EXERCISE BRIEF
For this exercise, copy out each line of the material below that includes "procent".

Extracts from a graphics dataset
>> BEGIN

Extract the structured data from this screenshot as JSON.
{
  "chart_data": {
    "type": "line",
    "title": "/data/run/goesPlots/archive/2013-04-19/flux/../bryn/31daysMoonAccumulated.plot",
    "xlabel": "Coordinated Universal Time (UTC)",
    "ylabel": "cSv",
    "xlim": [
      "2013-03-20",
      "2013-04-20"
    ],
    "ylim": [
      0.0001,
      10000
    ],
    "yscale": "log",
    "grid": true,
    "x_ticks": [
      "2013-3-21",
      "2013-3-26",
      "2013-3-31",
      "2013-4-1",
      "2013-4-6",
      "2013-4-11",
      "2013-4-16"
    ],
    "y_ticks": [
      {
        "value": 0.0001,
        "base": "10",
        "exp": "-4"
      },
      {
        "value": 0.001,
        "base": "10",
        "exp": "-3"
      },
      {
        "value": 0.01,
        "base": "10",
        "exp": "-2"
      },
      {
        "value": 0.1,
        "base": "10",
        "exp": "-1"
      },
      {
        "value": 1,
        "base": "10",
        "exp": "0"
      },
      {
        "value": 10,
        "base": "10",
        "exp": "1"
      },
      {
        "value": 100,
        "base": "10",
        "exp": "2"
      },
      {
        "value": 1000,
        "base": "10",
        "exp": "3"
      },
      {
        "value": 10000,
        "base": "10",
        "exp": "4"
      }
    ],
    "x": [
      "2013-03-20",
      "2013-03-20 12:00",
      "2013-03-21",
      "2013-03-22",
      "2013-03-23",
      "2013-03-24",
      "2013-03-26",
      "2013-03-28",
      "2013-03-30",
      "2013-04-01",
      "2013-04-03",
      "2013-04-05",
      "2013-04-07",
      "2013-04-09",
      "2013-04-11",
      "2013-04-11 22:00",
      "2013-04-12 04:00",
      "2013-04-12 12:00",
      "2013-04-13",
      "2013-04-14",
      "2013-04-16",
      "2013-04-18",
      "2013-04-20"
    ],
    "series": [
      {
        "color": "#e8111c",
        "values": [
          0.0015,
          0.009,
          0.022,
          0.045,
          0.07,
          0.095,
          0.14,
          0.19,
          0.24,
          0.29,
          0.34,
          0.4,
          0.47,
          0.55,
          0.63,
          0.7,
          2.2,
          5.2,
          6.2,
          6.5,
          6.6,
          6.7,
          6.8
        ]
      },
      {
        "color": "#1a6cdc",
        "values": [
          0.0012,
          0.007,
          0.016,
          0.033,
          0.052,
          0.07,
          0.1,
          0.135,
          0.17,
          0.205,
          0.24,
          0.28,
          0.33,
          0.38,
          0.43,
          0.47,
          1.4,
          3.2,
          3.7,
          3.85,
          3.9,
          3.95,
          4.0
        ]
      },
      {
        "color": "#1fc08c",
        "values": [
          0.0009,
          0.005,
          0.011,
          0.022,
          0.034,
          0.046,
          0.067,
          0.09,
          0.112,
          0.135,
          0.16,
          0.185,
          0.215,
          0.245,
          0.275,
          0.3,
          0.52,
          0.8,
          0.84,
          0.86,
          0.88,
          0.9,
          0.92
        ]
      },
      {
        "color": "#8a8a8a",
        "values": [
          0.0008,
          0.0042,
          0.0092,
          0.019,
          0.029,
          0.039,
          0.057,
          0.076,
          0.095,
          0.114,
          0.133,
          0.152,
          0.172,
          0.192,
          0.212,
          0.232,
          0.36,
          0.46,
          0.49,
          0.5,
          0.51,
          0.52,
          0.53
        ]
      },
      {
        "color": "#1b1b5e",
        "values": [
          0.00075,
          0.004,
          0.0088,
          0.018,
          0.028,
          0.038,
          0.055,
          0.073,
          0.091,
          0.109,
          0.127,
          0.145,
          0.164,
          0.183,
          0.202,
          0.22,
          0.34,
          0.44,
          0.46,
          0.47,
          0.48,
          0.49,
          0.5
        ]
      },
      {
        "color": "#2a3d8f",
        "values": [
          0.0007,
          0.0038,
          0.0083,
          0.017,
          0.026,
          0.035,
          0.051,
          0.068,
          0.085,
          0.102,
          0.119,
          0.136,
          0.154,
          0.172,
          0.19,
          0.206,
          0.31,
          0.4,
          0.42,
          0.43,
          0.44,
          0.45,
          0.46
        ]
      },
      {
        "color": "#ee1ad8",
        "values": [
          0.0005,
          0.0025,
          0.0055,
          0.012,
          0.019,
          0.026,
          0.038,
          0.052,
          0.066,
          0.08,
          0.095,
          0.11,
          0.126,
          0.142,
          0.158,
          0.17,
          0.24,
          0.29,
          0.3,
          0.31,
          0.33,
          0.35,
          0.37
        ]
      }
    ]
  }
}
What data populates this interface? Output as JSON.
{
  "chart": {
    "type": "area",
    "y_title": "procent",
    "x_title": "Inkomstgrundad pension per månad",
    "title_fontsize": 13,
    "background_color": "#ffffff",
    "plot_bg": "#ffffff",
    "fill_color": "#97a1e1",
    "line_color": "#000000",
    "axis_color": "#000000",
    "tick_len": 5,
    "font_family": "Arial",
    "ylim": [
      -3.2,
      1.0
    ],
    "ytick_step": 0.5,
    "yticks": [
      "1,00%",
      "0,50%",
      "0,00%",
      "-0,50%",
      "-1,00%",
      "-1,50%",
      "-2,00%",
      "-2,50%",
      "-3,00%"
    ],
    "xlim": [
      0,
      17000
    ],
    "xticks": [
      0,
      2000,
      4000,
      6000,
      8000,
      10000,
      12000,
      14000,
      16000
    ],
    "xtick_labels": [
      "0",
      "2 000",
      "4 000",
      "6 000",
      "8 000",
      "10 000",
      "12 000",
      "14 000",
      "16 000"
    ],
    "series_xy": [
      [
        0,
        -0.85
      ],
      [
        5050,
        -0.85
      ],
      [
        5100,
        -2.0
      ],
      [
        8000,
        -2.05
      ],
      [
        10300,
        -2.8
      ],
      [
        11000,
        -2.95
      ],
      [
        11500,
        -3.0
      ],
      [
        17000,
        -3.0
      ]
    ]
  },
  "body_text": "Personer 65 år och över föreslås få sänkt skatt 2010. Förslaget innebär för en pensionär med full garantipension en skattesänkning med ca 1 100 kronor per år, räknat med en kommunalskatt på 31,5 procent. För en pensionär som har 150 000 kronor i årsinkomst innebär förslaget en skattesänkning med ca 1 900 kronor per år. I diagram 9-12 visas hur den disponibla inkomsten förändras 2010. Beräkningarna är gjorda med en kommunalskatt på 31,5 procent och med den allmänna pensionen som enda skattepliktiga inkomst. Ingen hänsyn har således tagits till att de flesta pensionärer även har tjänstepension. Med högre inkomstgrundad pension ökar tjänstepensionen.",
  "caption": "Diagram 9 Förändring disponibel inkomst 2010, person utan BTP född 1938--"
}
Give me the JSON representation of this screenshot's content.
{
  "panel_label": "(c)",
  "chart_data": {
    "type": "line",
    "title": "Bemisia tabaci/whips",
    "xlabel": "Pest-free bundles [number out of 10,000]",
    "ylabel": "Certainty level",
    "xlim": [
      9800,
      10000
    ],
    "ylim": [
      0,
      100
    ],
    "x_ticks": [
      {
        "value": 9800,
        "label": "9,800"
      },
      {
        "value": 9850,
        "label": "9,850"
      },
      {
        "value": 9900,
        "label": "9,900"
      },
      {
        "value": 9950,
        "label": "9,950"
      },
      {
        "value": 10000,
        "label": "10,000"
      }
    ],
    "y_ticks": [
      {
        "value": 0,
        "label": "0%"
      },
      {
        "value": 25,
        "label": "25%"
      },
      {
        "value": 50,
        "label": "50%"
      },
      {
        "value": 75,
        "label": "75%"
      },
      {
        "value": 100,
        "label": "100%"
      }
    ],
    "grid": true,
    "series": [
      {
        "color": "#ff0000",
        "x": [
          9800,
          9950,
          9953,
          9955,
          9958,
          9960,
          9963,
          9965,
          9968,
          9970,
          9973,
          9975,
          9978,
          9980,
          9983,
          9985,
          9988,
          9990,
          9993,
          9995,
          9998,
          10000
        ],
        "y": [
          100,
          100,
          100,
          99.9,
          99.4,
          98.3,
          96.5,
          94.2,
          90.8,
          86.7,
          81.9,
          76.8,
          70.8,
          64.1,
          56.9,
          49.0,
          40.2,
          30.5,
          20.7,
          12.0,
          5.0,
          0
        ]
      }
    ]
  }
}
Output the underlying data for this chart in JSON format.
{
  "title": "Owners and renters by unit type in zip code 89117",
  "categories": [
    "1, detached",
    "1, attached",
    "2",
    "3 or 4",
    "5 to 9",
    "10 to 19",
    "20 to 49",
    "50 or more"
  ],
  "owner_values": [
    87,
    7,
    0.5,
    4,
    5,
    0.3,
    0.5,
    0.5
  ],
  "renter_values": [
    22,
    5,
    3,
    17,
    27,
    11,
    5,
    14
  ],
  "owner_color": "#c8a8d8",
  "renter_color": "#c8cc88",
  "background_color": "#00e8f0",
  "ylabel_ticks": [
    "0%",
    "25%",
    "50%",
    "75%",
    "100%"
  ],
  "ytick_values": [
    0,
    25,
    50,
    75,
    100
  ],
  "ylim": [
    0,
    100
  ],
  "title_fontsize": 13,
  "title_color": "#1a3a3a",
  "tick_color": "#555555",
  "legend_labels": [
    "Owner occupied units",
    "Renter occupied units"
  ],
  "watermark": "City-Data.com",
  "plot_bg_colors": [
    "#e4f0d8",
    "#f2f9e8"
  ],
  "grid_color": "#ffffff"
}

>> END

THE OUTPUT
    "y_title": "procent",
  "body_text": "Personer 65 år och över föreslås få sänkt skatt 2010. Förslaget innebär för en pensionär med full garantipension en skattesänkning med ca 1 100 kronor per år, räknat med en kommunalskatt på 31,5 procent. För en pensionär som har 150 000 kronor i årsinkomst innebär förslaget en skattesänkning med ca 1 900 kronor per år. I diagram 9-12 visas hur den disponibla inkomsten förändras 2010. Beräkningarna är gjorda med en kommunalskatt på 31,5 procent och med den allmänna pensionen som enda skattepliktiga inkomst. Ingen hänsyn har således tagits till att de flesta pensionärer även har tjänstepension. Med högre inkomstgrundad pension ökar tjänstepensionen.",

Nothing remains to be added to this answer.